## What to produce
Repeat every line of the data exactly, but not the pictures.
···
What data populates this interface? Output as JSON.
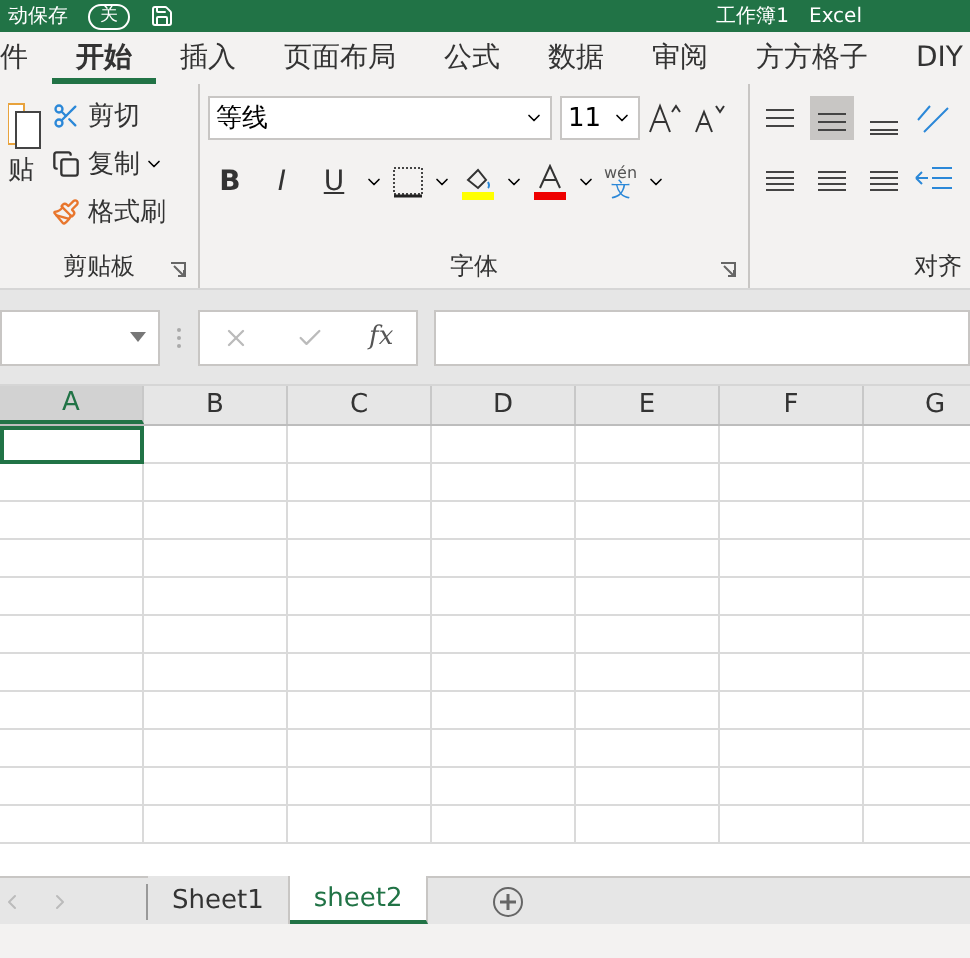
{
  "title_bar": {
    "autosave_label": "动保存",
    "autosave_state": "关",
    "title": "工作簿1",
    "app": "Excel"
  },
  "tabs": [
    {
      "label": "件",
      "selected": false
    },
    {
      "label": "开始",
      "selected": true
    },
    {
      "label": "插入",
      "selected": false
    },
    {
      "label": "页面布局",
      "selected": false
    },
    {
      "label": "公式",
      "selected": false
    },
    {
      "label": "数据",
      "selected": false
    },
    {
      "label": "审阅",
      "selected": false
    },
    {
      "label": "方方格子",
      "selected": false
    },
    {
      "label": "DIY",
      "selected": false
    }
  ],
  "clipboard": {
    "paste": "贴",
    "cut": "剪切",
    "copy": "复制",
    "format_painter": "格式刷",
    "label": "剪贴板"
  },
  "font": {
    "name": "等线",
    "size": "11",
    "bold": "B",
    "italic": "I",
    "underline": "U",
    "label": "字体",
    "phonetic": "wén",
    "phonetic_char": "文"
  },
  "alignment": {
    "label": "对齐",
    "vertical": [
      {
        "selected": false
      },
      {
        "selected": true
      },
      {
        "selected": false
      }
    ]
  },
  "formula_bar": {
    "fx": "fx"
  },
  "columns": [
    {
      "label": "A",
      "selected": true
    },
    {
      "label": "B",
      "selected": false
    },
    {
      "label": "C",
      "selected": false
    },
    {
      "label": "D",
      "selected": false
    },
    {
      "label": "E",
      "selected": false
    },
    {
      "label": "F",
      "selected": false
    },
    {
      "label": "G",
      "selected": false
    }
  ],
  "sheets": [
    {
      "label": "Sheet1",
      "selected": false
    },
    {
      "label": "sheet2",
      "selected": true
    }
  ]
}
···
## Full output
What data populates this interface? Output as JSON.
{
  "title_bar": {
    "autosave_label": "动保存",
    "autosave_state": "关",
    "title": "工作簿1",
    "app": "Excel"
  },
  "tabs": [
    {
      "label": "件",
      "selected": false
    },
    {
      "label": "开始",
      "selected": true
    },
    {
      "label": "插入",
      "selected": false
    },
    {
      "label": "页面布局",
      "selected": false
    },
    {
      "label": "公式",
      "selected": false
    },
    {
      "label": "数据",
      "selected": false
    },
    {
      "label": "审阅",
      "selected": false
    },
    {
      "label": "方方格子",
      "selected": false
    },
    {
      "label": "DIY",
      "selected": false
    }
  ],
  "clipboard": {
    "paste": "贴",
    "cut": "剪切",
    "copy": "复制",
    "format_painter": "格式刷",
    "label": "剪贴板"
  },
  "font": {
    "name": "等线",
    "size": "11",
    "bold": "B",
    "italic": "I",
    "underline": "U",
    "label": "字体",
    "phonetic": "wén",
    "phonetic_char": "文"
  },
  "alignment": {
    "label": "对齐",
    "vertical": [
      {
        "selected": false
      },
      {
        "selected": true
      },
      {
        "selected": false
      }
    ]
  },
  "formula_bar": {
    "fx": "fx"
  },
  "columns": [
    {
      "label": "A",
      "selected": true
    },
    {
      "label": "B",
      "selected": false
    },
    {
      "label": "C",
      "selected": false
    },
    {
      "label": "D",
      "selected": false
    },
    {
      "label": "E",
      "selected": false
    },
    {
      "label": "F",
      "selected": false
    },
    {
      "label": "G",
      "selected": false
    }
  ],
  "sheets": [
    {
      "label": "Sheet1",
      "selected": false
    },
    {
      "label": "sheet2",
      "selected": true
    }
  ]
}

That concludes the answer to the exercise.